BEGIN DATA SHOWN

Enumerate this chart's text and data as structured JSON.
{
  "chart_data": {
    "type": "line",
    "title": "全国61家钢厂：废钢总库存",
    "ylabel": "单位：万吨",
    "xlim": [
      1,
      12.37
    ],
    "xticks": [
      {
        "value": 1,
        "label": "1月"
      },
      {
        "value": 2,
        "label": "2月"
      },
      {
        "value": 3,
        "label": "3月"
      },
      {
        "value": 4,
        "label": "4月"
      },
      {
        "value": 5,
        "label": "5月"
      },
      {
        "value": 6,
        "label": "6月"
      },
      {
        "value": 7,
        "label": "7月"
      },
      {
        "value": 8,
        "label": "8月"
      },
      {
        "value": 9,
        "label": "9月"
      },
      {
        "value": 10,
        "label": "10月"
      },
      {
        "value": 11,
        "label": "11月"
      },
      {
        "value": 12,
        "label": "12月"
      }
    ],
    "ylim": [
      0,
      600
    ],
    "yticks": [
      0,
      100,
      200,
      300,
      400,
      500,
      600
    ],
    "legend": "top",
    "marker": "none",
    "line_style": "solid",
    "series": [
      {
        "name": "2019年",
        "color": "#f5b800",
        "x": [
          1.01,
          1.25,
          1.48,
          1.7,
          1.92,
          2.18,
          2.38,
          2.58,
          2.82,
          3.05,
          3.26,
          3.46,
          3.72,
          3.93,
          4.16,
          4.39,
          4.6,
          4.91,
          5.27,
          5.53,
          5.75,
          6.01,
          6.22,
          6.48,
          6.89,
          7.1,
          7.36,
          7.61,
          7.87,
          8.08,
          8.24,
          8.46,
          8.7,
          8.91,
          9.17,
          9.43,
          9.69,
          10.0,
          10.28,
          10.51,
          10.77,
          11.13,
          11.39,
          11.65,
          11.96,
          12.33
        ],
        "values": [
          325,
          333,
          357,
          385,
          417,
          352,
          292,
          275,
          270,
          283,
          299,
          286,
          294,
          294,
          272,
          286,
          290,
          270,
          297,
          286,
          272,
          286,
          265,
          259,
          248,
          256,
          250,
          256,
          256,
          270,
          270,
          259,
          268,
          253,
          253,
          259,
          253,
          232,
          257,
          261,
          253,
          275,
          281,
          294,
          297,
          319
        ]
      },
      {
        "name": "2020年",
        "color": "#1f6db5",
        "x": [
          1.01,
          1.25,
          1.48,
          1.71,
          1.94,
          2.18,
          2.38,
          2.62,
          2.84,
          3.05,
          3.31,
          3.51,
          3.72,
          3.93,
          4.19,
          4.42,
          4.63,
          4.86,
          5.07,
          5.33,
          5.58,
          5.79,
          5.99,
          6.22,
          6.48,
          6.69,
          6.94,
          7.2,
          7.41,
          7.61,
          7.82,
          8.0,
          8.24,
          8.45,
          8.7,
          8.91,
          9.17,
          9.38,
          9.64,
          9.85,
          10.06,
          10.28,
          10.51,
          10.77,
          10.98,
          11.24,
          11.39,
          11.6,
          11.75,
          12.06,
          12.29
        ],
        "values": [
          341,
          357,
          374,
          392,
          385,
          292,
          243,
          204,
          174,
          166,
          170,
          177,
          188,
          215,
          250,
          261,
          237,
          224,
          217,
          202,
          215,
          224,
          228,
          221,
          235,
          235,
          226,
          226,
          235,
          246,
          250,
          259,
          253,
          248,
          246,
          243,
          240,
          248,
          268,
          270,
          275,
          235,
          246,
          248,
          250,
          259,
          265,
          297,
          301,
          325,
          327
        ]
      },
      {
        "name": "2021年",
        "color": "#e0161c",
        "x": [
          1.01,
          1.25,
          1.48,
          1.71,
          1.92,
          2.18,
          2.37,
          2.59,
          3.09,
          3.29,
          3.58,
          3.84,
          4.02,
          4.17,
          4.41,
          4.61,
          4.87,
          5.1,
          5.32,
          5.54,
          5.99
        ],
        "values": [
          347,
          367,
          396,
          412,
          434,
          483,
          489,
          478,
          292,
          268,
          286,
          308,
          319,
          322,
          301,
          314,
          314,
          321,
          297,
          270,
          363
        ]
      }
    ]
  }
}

END DATA SHOWN

**TASK REQUIREMENTS**
All of the entries must be written out exactly as they stand.

**ANSWER BELOW**
Enumerate this chart's text and data as structured JSON.
{
  "chart_data": {
    "type": "line",
    "title": "全国61家钢厂：废钢总库存",
    "ylabel": "单位：万吨",
    "xlim": [
      1,
      12.37
    ],
    "xticks": [
      {
        "value": 1,
        "label": "1月"
      },
      {
        "value": 2,
        "label": "2月"
      },
      {
        "value": 3,
        "label": "3月"
      },
      {
        "value": 4,
        "label": "4月"
      },
      {
        "value": 5,
        "label": "5月"
      },
      {
        "value": 6,
        "label": "6月"
      },
      {
        "value": 7,
        "label": "7月"
      },
      {
        "value": 8,
        "label": "8月"
      },
      {
        "value": 9,
        "label": "9月"
      },
      {
        "value": 10,
        "label": "10月"
      },
      {
        "value": 11,
        "label": "11月"
      },
      {
        "value": 12,
        "label": "12月"
      }
    ],
    "ylim": [
      0,
      600
    ],
    "yticks": [
      0,
      100,
      200,
      300,
      400,
      500,
      600
    ],
    "legend": "top",
    "marker": "none",
    "line_style": "solid",
    "series": [
      {
        "name": "2019年",
        "color": "#f5b800",
        "x": [
          1.01,
          1.25,
          1.48,
          1.7,
          1.92,
          2.18,
          2.38,
          2.58,
          2.82,
          3.05,
          3.26,
          3.46,
          3.72,
          3.93,
          4.16,
          4.39,
          4.6,
          4.91,
          5.27,
          5.53,
          5.75,
          6.01,
          6.22,
          6.48,
          6.89,
          7.1,
          7.36,
          7.61,
          7.87,
          8.08,
          8.24,
          8.46,
          8.7,
          8.91,
          9.17,
          9.43,
          9.69,
          10.0,
          10.28,
          10.51,
          10.77,
          11.13,
          11.39,
          11.65,
          11.96,
          12.33
        ],
        "values": [
          325,
          333,
          357,
          385,
          417,
          352,
          292,
          275,
          270,
          283,
          299,
          286,
          294,
          294,
          272,
          286,
          290,
          270,
          297,
          286,
          272,
          286,
          265,
          259,
          248,
          256,
          250,
          256,
          256,
          270,
          270,
          259,
          268,
          253,
          253,
          259,
          253,
          232,
          257,
          261,
          253,
          275,
          281,
          294,
          297,
          319
        ]
      },
      {
        "name": "2020年",
        "color": "#1f6db5",
        "x": [
          1.01,
          1.25,
          1.48,
          1.71,
          1.94,
          2.18,
          2.38,
          2.62,
          2.84,
          3.05,
          3.31,
          3.51,
          3.72,
          3.93,
          4.19,
          4.42,
          4.63,
          4.86,
          5.07,
          5.33,
          5.58,
          5.79,
          5.99,
          6.22,
          6.48,
          6.69,
          6.94,
          7.2,
          7.41,
          7.61,
          7.82,
          8.0,
          8.24,
          8.45,
          8.7,
          8.91,
          9.17,
          9.38,
          9.64,
          9.85,
          10.06,
          10.28,
          10.51,
          10.77,
          10.98,
          11.24,
          11.39,
          11.6,
          11.75,
          12.06,
          12.29
        ],
        "values": [
          341,
          357,
          374,
          392,
          385,
          292,
          243,
          204,
          174,
          166,
          170,
          177,
          188,
          215,
          250,
          261,
          237,
          224,
          217,
          202,
          215,
          224,
          228,
          221,
          235,
          235,
          226,
          226,
          235,
          246,
          250,
          259,
          253,
          248,
          246,
          243,
          240,
          248,
          268,
          270,
          275,
          235,
          246,
          248,
          250,
          259,
          265,
          297,
          301,
          325,
          327
        ]
      },
      {
        "name": "2021年",
        "color": "#e0161c",
        "x": [
          1.01,
          1.25,
          1.48,
          1.71,
          1.92,
          2.18,
          2.37,
          2.59,
          3.09,
          3.29,
          3.58,
          3.84,
          4.02,
          4.17,
          4.41,
          4.61,
          4.87,
          5.1,
          5.32,
          5.54,
          5.99
        ],
        "values": [
          347,
          367,
          396,
          412,
          434,
          483,
          489,
          478,
          292,
          268,
          286,
          308,
          319,
          322,
          301,
          314,
          314,
          321,
          297,
          270,
          363
        ]
      }
    ]
  }
}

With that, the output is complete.